## Begin Dataset excerpts
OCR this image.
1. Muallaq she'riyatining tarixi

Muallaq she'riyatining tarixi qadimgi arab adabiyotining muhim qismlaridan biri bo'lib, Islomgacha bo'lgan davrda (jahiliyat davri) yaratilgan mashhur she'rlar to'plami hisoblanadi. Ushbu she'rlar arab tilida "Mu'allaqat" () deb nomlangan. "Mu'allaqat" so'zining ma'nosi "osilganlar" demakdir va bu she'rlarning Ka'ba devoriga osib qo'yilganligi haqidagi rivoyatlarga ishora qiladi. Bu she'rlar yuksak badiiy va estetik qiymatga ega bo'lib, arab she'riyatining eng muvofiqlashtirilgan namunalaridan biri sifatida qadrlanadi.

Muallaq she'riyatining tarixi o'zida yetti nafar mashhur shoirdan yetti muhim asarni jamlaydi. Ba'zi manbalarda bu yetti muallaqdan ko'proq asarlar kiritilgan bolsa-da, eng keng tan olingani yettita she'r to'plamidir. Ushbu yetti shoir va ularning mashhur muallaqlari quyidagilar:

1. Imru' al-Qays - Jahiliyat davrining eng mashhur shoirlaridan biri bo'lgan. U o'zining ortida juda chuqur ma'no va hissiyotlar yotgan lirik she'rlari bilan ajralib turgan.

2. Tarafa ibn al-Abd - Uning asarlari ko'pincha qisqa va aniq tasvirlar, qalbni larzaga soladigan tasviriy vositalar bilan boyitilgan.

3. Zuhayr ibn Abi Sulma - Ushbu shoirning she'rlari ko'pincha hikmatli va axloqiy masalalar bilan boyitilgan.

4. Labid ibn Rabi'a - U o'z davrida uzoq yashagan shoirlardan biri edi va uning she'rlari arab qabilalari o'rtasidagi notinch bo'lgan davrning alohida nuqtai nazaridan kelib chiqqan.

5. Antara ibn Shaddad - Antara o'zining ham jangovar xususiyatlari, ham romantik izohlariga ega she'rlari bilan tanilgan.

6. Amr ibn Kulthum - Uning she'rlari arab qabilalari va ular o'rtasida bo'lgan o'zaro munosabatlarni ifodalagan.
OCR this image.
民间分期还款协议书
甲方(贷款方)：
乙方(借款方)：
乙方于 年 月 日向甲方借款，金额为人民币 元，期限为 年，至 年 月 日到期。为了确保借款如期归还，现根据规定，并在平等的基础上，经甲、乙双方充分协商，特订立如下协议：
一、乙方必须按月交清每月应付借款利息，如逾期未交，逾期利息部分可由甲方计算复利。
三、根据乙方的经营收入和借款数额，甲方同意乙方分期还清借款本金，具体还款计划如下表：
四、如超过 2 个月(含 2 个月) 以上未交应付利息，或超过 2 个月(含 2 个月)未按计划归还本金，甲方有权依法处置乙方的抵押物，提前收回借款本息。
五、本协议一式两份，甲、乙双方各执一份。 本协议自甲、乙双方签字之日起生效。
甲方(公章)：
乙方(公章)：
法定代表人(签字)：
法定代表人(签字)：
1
## End Dataset excerpts
Problem:
Extract every line above exactly as it stands.

Worked answer:
OCR this image.
1. Muallaq she'riyatining tarixi

Muallaq she'riyatining tarixi qadimgi arab adabiyotining muhim qismlaridan biri bo'lib, Islomgacha bo'lgan davrda (jahiliyat davri) yaratilgan mashhur she'rlar to'plami hisoblanadi. Ushbu she'rlar arab tilida "Mu'allaqat" () deb nomlangan. "Mu'allaqat" so'zining ma'nosi "osilganlar" demakdir va bu she'rlarning Ka'ba devoriga osib qo'yilganligi haqidagi rivoyatlarga ishora qiladi. Bu she'rlar yuksak badiiy va estetik qiymatga ega bo'lib, arab she'riyatining eng muvofiqlashtirilgan namunalaridan biri sifatida qadrlanadi.

Muallaq she'riyatining tarixi o'zida yetti nafar mashhur shoirdan yetti muhim asarni jamlaydi. Ba'zi manbalarda bu yetti muallaqdan ko'proq asarlar kiritilgan bolsa-da, eng keng tan olingani yettita she'r to'plamidir. Ushbu yetti shoir va ularning mashhur muallaqlari quyidagilar:

1. Imru' al-Qays - Jahiliyat davrining eng mashhur shoirlaridan biri bo'lgan. U o'zining ortida juda chuqur ma'no va hissiyotlar yotgan lirik she'rlari bilan ajralib turgan.

2. Tarafa ibn al-Abd - Uning asarlari ko'pincha qisqa va aniq tasvirlar, qalbni larzaga soladigan tasviriy vositalar bilan boyitilgan.

3. Zuhayr ibn Abi Sulma - Ushbu shoirning she'rlari ko'pincha hikmatli va axloqiy masalalar bilan boyitilgan.

4. Labid ibn Rabi'a - U o'z davrida uzoq yashagan shoirlardan biri edi va uning she'rlari arab qabilalari o'rtasidagi notinch bo'lgan davrning alohida nuqtai nazaridan kelib chiqqan.

5. Antara ibn Shaddad - Antara o'zining ham jangovar xususiyatlari, ham romantik izohlariga ega she'rlari bilan tanilgan.

6. Amr ibn Kulthum - Uning she'rlari arab qabilalari va ular o'rtasida bo'lgan o'zaro munosabatlarni ifodalagan.
OCR this image.
民间分期还款协议书
甲方(贷款方)：
乙方(借款方)：
乙方于 年 月 日向甲方借款，金额为人民币 元，期限为 年，至 年 月 日到期。为了确保借款如期归还，现根据规定，并在平等的基础上，经甲、乙双方充分协商，特订立如下协议：
一、乙方必须按月交清每月应付借款利息，如逾期未交，逾期利息部分可由甲方计算复利。
三、根据乙方的经营收入和借款数额，甲方同意乙方分期还清借款本金，具体还款计划如下表：
四、如超过 2 个月(含 2 个月) 以上未交应付利息，或超过 2 个月(含 2 个月)未按计划归还本金，甲方有权依法处置乙方的抵押物，提前收回借款本息。
五、本协议一式两份，甲、乙双方各执一份。 本协议自甲、乙双方签字之日起生效。
甲方(公章)：
乙方(公章)：
法定代表人(签字)：
法定代表人(签字)：
1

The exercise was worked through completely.